» **WHAT TO DO**:
Repeat the data that follows, word for word, without the images.

» **GIVEN RECORDS**:
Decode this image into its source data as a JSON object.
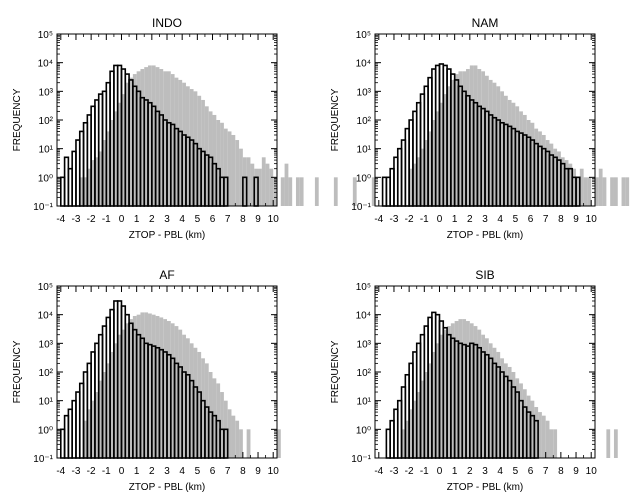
{
  "chart_data": [
    {
      "type": "bar",
      "title": "INDO",
      "xlabel": "ZTOP - PBL (km)",
      "ylabel": "FREQUENCY",
      "yscale": "log",
      "xlim": [
        -4.25,
        10.25
      ],
      "ylim": [
        0.1,
        100000
      ],
      "bin_width": 0.25,
      "xticks": [
        "-4",
        "-3",
        "-2",
        "-1",
        "0",
        "1",
        "2",
        "3",
        "4",
        "5",
        "6",
        "7",
        "8",
        "9",
        "10"
      ],
      "yticks": [
        "10⁻¹",
        "10⁰",
        "10¹",
        "10²",
        "10³",
        "10⁴",
        "10⁵"
      ],
      "series": [
        {
          "color": "#bdbdbd",
          "x_start": -2.75,
          "values": [
            1,
            1,
            2,
            4,
            5,
            8,
            20,
            40,
            100,
            200,
            400,
            800,
            2000,
            3000,
            4000,
            5000,
            6000,
            7000,
            8000,
            8000,
            7000,
            6000,
            5000,
            5000,
            4000,
            3000,
            2500,
            2000,
            1500,
            1200,
            1000,
            700,
            500,
            300,
            200,
            150,
            100,
            80,
            50,
            40,
            30,
            20,
            10,
            5,
            5,
            3,
            2,
            2,
            5,
            3,
            2,
            1,
            0,
            1,
            3,
            1,
            0,
            1,
            1,
            0,
            0,
            0,
            1,
            0,
            0,
            0,
            0,
            1,
            0,
            0,
            0,
            0,
            1,
            0,
            0,
            0,
            0,
            1
          ]
        },
        {
          "color": "#000000",
          "x_start": -4.0,
          "values": [
            1,
            5,
            2,
            8,
            20,
            40,
            80,
            150,
            300,
            500,
            800,
            1000,
            2000,
            5000,
            8000,
            8000,
            6000,
            4000,
            2500,
            1500,
            1000,
            600,
            500,
            400,
            300,
            200,
            150,
            100,
            80,
            70,
            50,
            40,
            30,
            25,
            20,
            15,
            10,
            8,
            6,
            5,
            3,
            2,
            1,
            1,
            0,
            0,
            0,
            0,
            1,
            0,
            0,
            1
          ]
        }
      ]
    },
    {
      "type": "bar",
      "title": "NAM",
      "xlabel": "ZTOP - PBL (km)",
      "ylabel": "FREQUENCY",
      "yscale": "log",
      "xlim": [
        -4.25,
        10.25
      ],
      "ylim": [
        0.1,
        100000
      ],
      "bin_width": 0.25,
      "xticks": [
        "-4",
        "-3",
        "-2",
        "-1",
        "0",
        "1",
        "2",
        "3",
        "4",
        "5",
        "6",
        "7",
        "8",
        "9",
        "10"
      ],
      "yticks": [
        "10⁻¹",
        "10⁰",
        "10¹",
        "10²",
        "10³",
        "10⁴",
        "10⁵"
      ],
      "series": [
        {
          "color": "#bdbdbd",
          "x_start": -2.0,
          "values": [
            2,
            3,
            5,
            10,
            20,
            40,
            100,
            200,
            400,
            800,
            1500,
            2500,
            4000,
            5000,
            5000,
            6000,
            8000,
            8000,
            6000,
            5000,
            3500,
            2500,
            2000,
            1500,
            1000,
            700,
            500,
            400,
            300,
            200,
            150,
            100,
            80,
            50,
            40,
            30,
            20,
            15,
            10,
            8,
            5,
            4,
            3,
            2,
            1,
            2,
            1,
            1,
            0,
            1,
            2,
            1,
            0,
            1,
            1,
            0,
            1,
            1,
            0,
            0,
            1,
            1,
            0,
            1,
            1,
            0,
            0,
            1,
            1,
            0,
            0,
            0,
            1,
            0,
            0,
            0,
            1
          ]
        },
        {
          "color": "#000000",
          "x_start": -3.75,
          "values": [
            1,
            1,
            2,
            5,
            10,
            20,
            50,
            100,
            200,
            400,
            800,
            1500,
            3000,
            6000,
            8000,
            9000,
            8000,
            6000,
            4000,
            2500,
            1500,
            1000,
            700,
            500,
            400,
            300,
            250,
            200,
            150,
            120,
            100,
            80,
            70,
            60,
            50,
            40,
            35,
            30,
            25,
            20,
            15,
            12,
            10,
            8,
            6,
            5,
            4,
            3,
            2,
            2,
            1,
            1
          ]
        }
      ]
    },
    {
      "type": "bar",
      "title": "AF",
      "xlabel": "ZTOP - PBL (km)",
      "ylabel": "FREQUENCY",
      "yscale": "log",
      "xlim": [
        -4.25,
        10.25
      ],
      "ylim": [
        0.1,
        100000
      ],
      "bin_width": 0.25,
      "xticks": [
        "-4",
        "-3",
        "-2",
        "-1",
        "0",
        "1",
        "2",
        "3",
        "4",
        "5",
        "6",
        "7",
        "8",
        "9",
        "10"
      ],
      "yticks": [
        "10⁻¹",
        "10⁰",
        "10¹",
        "10²",
        "10³",
        "10⁴",
        "10⁵"
      ],
      "series": [
        {
          "color": "#bdbdbd",
          "x_start": -2.5,
          "values": [
            2,
            5,
            10,
            20,
            50,
            100,
            200,
            500,
            1000,
            2000,
            3000,
            5000,
            7000,
            9000,
            10000,
            12000,
            12000,
            11000,
            10000,
            9000,
            8000,
            7000,
            6000,
            5000,
            4000,
            3000,
            2000,
            1500,
            1000,
            700,
            500,
            300,
            200,
            100,
            60,
            40,
            20,
            10,
            5,
            3,
            2,
            1,
            0,
            1,
            0,
            0,
            0,
            0,
            0,
            0,
            0,
            1
          ]
        },
        {
          "color": "#000000",
          "x_start": -4.0,
          "values": [
            1,
            3,
            5,
            10,
            20,
            40,
            100,
            200,
            500,
            1000,
            2000,
            4000,
            8000,
            15000,
            30000,
            30000,
            20000,
            10000,
            5000,
            3000,
            2000,
            1500,
            1000,
            900,
            800,
            700,
            600,
            500,
            400,
            300,
            200,
            150,
            100,
            80,
            50,
            30,
            20,
            10,
            6,
            4,
            3,
            2,
            1,
            1
          ]
        }
      ]
    },
    {
      "type": "bar",
      "title": "SIB",
      "xlabel": "ZTOP - PBL (km)",
      "ylabel": "FREQUENCY",
      "yscale": "log",
      "xlim": [
        -4.25,
        10.25
      ],
      "ylim": [
        0.1,
        100000
      ],
      "bin_width": 0.25,
      "xticks": [
        "-4",
        "-3",
        "-2",
        "-1",
        "0",
        "1",
        "2",
        "3",
        "4",
        "5",
        "6",
        "7",
        "8",
        "9",
        "10"
      ],
      "yticks": [
        "10⁻¹",
        "10⁰",
        "10¹",
        "10²",
        "10³",
        "10⁴",
        "10⁵"
      ],
      "series": [
        {
          "color": "#bdbdbd",
          "x_start": -2.5,
          "values": [
            1,
            2,
            5,
            10,
            20,
            50,
            100,
            200,
            500,
            1000,
            2000,
            3000,
            4000,
            5000,
            6000,
            7000,
            7000,
            6000,
            5000,
            4000,
            3000,
            2000,
            1500,
            1000,
            700,
            500,
            300,
            200,
            150,
            100,
            60,
            40,
            25,
            15,
            10,
            6,
            4,
            3,
            2,
            1,
            1,
            0,
            0,
            0,
            0,
            0,
            0,
            0,
            0,
            0,
            0,
            0,
            0,
            0,
            1,
            0,
            1
          ]
        },
        {
          "color": "#000000",
          "x_start": -3.5,
          "values": [
            1,
            2,
            5,
            10,
            30,
            80,
            200,
            500,
            1000,
            2000,
            4000,
            8000,
            12000,
            10000,
            6000,
            3500,
            2000,
            1500,
            1200,
            1000,
            900,
            800,
            1000,
            900,
            700,
            500,
            400,
            300,
            200,
            150,
            100,
            70,
            50,
            30,
            20,
            10,
            6,
            4,
            3,
            2
          ]
        }
      ]
    }
  ]
}
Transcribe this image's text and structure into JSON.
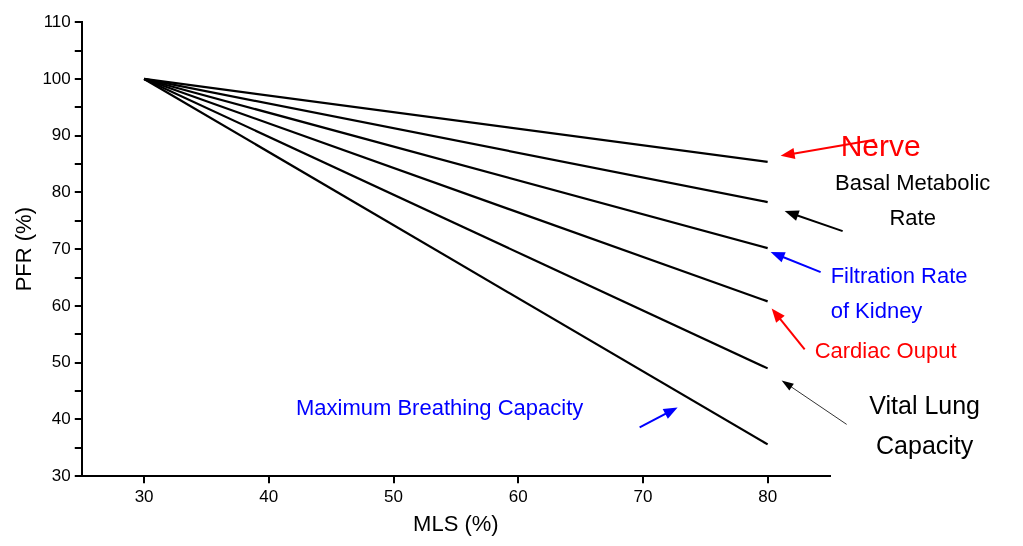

» **SOLUTION TO THIS PROBLEM**:
Decode this image into its source data as a JSON object.
{
  "chart_data": [
    {
      "type": "bar",
      "title": "INDO",
      "xlabel": "ZTOP - PBL (km)",
      "ylabel": "FREQUENCY",
      "yscale": "log",
      "xlim": [
        -4.25,
        10.25
      ],
      "ylim": [
        0.1,
        100000
      ],
      "bin_width": 0.25,
      "xticks": [
        "-4",
        "-3",
        "-2",
        "-1",
        "0",
        "1",
        "2",
        "3",
        "4",
        "5",
        "6",
        "7",
        "8",
        "9",
        "10"
      ],
      "yticks": [
        "10⁻¹",
        "10⁰",
        "10¹",
        "10²",
        "10³",
        "10⁴",
        "10⁵"
      ],
      "series": [
        {
          "color": "#bdbdbd",
          "x_start": -2.75,
          "values": [
            1,
            1,
            2,
            4,
            5,
            8,
            20,
            40,
            100,
            200,
            400,
            800,
            2000,
            3000,
            4000,
            5000,
            6000,
            7000,
            8000,
            8000,
            7000,
            6000,
            5000,
            5000,
            4000,
            3000,
            2500,
            2000,
            1500,
            1200,
            1000,
            700,
            500,
            300,
            200,
            150,
            100,
            80,
            50,
            40,
            30,
            20,
            10,
            5,
            5,
            3,
            2,
            2,
            5,
            3,
            2,
            1,
            0,
            1,
            3,
            1,
            0,
            1,
            1,
            0,
            0,
            0,
            1,
            0,
            0,
            0,
            0,
            1,
            0,
            0,
            0,
            0,
            1,
            0,
            0,
            0,
            0,
            1
          ]
        },
        {
          "color": "#000000",
          "x_start": -4.0,
          "values": [
            1,
            5,
            2,
            8,
            20,
            40,
            80,
            150,
            300,
            500,
            800,
            1000,
            2000,
            5000,
            8000,
            8000,
            6000,
            4000,
            2500,
            1500,
            1000,
            600,
            500,
            400,
            300,
            200,
            150,
            100,
            80,
            70,
            50,
            40,
            30,
            25,
            20,
            15,
            10,
            8,
            6,
            5,
            3,
            2,
            1,
            1,
            0,
            0,
            0,
            0,
            1,
            0,
            0,
            1
          ]
        }
      ]
    },
    {
      "type": "bar",
      "title": "NAM",
      "xlabel": "ZTOP - PBL (km)",
      "ylabel": "FREQUENCY",
      "yscale": "log",
      "xlim": [
        -4.25,
        10.25
      ],
      "ylim": [
        0.1,
        100000
      ],
      "bin_width": 0.25,
      "xticks": [
        "-4",
        "-3",
        "-2",
        "-1",
        "0",
        "1",
        "2",
        "3",
        "4",
        "5",
        "6",
        "7",
        "8",
        "9",
        "10"
      ],
      "yticks": [
        "10⁻¹",
        "10⁰",
        "10¹",
        "10²",
        "10³",
        "10⁴",
        "10⁵"
      ],
      "series": [
        {
          "color": "#bdbdbd",
          "x_start": -2.0,
          "values": [
            2,
            3,
            5,
            10,
            20,
            40,
            100,
            200,
            400,
            800,
            1500,
            2500,
            4000,
            5000,
            5000,
            6000,
            8000,
            8000,
            6000,
            5000,
            3500,
            2500,
            2000,
            1500,
            1000,
            700,
            500,
            400,
            300,
            200,
            150,
            100,
            80,
            50,
            40,
            30,
            20,
            15,
            10,
            8,
            5,
            4,
            3,
            2,
            1,
            2,
            1,
            1,
            0,
            1,
            2,
            1,
            0,
            1,
            1,
            0,
            1,
            1,
            0,
            0,
            1,
            1,
            0,
            1,
            1,
            0,
            0,
            1,
            1,
            0,
            0,
            0,
            1,
            0,
            0,
            0,
            1
          ]
        },
        {
          "color": "#000000",
          "x_start": -3.75,
          "values": [
            1,
            1,
            2,
            5,
            10,
            20,
            50,
            100,
            200,
            400,
            800,
            1500,
            3000,
            6000,
            8000,
            9000,
            8000,
            6000,
            4000,
            2500,
            1500,
            1000,
            700,
            500,
            400,
            300,
            250,
            200,
            150,
            120,
            100,
            80,
            70,
            60,
            50,
            40,
            35,
            30,
            25,
            20,
            15,
            12,
            10,
            8,
            6,
            5,
            4,
            3,
            2,
            2,
            1,
            1
          ]
        }
      ]
    },
    {
      "type": "bar",
      "title": "AF",
      "xlabel": "ZTOP - PBL (km)",
      "ylabel": "FREQUENCY",
      "yscale": "log",
      "xlim": [
        -4.25,
        10.25
      ],
      "ylim": [
        0.1,
        100000
      ],
      "bin_width": 0.25,
      "xticks": [
        "-4",
        "-3",
        "-2",
        "-1",
        "0",
        "1",
        "2",
        "3",
        "4",
        "5",
        "6",
        "7",
        "8",
        "9",
        "10"
      ],
      "yticks": [
        "10⁻¹",
        "10⁰",
        "10¹",
        "10²",
        "10³",
        "10⁴",
        "10⁵"
      ],
      "series": [
        {
          "color": "#bdbdbd",
          "x_start": -2.5,
          "values": [
            2,
            5,
            10,
            20,
            50,
            100,
            200,
            500,
            1000,
            2000,
            3000,
            5000,
            7000,
            9000,
            10000,
            12000,
            12000,
            11000,
            10000,
            9000,
            8000,
            7000,
            6000,
            5000,
            4000,
            3000,
            2000,
            1500,
            1000,
            700,
            500,
            300,
            200,
            100,
            60,
            40,
            20,
            10,
            5,
            3,
            2,
            1,
            0,
            1,
            0,
            0,
            0,
            0,
            0,
            0,
            0,
            1
          ]
        },
        {
          "color": "#000000",
          "x_start": -4.0,
          "values": [
            1,
            3,
            5,
            10,
            20,
            40,
            100,
            200,
            500,
            1000,
            2000,
            4000,
            8000,
            15000,
            30000,
            30000,
            20000,
            10000,
            5000,
            3000,
            2000,
            1500,
            1000,
            900,
            800,
            700,
            600,
            500,
            400,
            300,
            200,
            150,
            100,
            80,
            50,
            30,
            20,
            10,
            6,
            4,
            3,
            2,
            1,
            1
          ]
        }
      ]
    },
    {
      "type": "bar",
      "title": "SIB",
      "xlabel": "ZTOP - PBL (km)",
      "ylabel": "FREQUENCY",
      "yscale": "log",
      "xlim": [
        -4.25,
        10.25
      ],
      "ylim": [
        0.1,
        100000
      ],
      "bin_width": 0.25,
      "xticks": [
        "-4",
        "-3",
        "-2",
        "-1",
        "0",
        "1",
        "2",
        "3",
        "4",
        "5",
        "6",
        "7",
        "8",
        "9",
        "10"
      ],
      "yticks": [
        "10⁻¹",
        "10⁰",
        "10¹",
        "10²",
        "10³",
        "10⁴",
        "10⁵"
      ],
      "series": [
        {
          "color": "#bdbdbd",
          "x_start": -2.5,
          "values": [
            1,
            2,
            5,
            10,
            20,
            50,
            100,
            200,
            500,
            1000,
            2000,
            3000,
            4000,
            5000,
            6000,
            7000,
            7000,
            6000,
            5000,
            4000,
            3000,
            2000,
            1500,
            1000,
            700,
            500,
            300,
            200,
            150,
            100,
            60,
            40,
            25,
            15,
            10,
            6,
            4,
            3,
            2,
            1,
            1,
            0,
            0,
            0,
            0,
            0,
            0,
            0,
            0,
            0,
            0,
            0,
            0,
            0,
            1,
            0,
            1
          ]
        },
        {
          "color": "#000000",
          "x_start": -3.5,
          "values": [
            1,
            2,
            5,
            10,
            30,
            80,
            200,
            500,
            1000,
            2000,
            4000,
            8000,
            12000,
            10000,
            6000,
            3500,
            2000,
            1500,
            1200,
            1000,
            900,
            800,
            1000,
            900,
            700,
            500,
            400,
            300,
            200,
            150,
            100,
            70,
            50,
            30,
            20,
            10,
            6,
            4,
            3,
            2
          ]
        }
      ]
    }
  ]
}
Transcribe this image's text and structure into JSON.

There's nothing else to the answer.